Goal of the exercise: Find and copy each line of the records where the string "Mgmt" shows up.

_ _ _ _ _ _ _

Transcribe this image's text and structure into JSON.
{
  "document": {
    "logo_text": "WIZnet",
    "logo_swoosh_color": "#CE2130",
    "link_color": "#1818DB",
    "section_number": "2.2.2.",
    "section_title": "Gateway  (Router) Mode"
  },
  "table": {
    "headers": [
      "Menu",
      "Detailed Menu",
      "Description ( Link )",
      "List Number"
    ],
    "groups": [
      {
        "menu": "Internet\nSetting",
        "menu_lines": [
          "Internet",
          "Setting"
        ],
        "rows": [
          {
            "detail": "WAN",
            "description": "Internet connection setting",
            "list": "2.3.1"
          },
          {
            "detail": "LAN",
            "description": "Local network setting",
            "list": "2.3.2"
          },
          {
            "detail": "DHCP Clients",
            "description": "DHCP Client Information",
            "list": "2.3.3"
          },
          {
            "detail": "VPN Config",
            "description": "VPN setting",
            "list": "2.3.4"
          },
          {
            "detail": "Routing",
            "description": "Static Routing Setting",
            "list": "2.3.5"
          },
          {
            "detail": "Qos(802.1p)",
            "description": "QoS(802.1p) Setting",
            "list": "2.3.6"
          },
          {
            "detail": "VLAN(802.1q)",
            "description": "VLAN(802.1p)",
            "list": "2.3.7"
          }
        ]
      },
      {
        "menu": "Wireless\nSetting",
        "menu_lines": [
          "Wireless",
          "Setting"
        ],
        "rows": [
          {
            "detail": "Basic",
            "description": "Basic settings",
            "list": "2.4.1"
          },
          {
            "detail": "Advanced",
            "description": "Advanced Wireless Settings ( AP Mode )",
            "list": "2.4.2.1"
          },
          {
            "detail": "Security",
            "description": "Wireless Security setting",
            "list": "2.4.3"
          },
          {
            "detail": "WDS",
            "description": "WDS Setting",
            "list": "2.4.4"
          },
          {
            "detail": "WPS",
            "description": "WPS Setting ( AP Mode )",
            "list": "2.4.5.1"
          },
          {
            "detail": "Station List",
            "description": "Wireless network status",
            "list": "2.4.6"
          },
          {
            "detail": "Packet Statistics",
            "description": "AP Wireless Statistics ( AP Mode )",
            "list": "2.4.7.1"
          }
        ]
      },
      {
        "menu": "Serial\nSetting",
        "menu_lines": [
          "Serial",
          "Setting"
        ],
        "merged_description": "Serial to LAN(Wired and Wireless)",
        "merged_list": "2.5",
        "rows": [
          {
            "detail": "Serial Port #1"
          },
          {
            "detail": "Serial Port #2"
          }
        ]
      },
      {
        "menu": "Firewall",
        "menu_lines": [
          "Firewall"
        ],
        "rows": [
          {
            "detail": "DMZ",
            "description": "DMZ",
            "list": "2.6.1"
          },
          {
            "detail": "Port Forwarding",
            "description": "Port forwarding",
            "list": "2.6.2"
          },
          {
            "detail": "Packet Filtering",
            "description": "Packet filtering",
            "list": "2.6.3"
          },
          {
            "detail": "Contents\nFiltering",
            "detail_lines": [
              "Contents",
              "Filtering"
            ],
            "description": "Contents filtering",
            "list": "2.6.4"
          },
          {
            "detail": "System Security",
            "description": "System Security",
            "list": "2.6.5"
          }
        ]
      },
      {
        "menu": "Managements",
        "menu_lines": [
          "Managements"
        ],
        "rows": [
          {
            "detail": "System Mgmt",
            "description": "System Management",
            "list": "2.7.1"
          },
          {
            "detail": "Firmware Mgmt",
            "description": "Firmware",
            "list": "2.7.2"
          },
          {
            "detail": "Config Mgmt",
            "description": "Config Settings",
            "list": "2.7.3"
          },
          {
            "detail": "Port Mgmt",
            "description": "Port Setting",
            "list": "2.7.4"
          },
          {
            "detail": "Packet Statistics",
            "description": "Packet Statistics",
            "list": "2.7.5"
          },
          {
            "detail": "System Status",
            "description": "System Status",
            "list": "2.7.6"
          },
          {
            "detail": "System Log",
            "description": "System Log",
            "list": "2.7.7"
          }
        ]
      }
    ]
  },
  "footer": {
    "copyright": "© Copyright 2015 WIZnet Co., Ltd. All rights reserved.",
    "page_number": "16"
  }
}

_ _ _ _ _ _ _

Answer in full:
            "detail": "System Mgmt",
            "detail": "Firmware Mgmt",
            "detail": "Config Mgmt",
            "detail": "Port Mgmt",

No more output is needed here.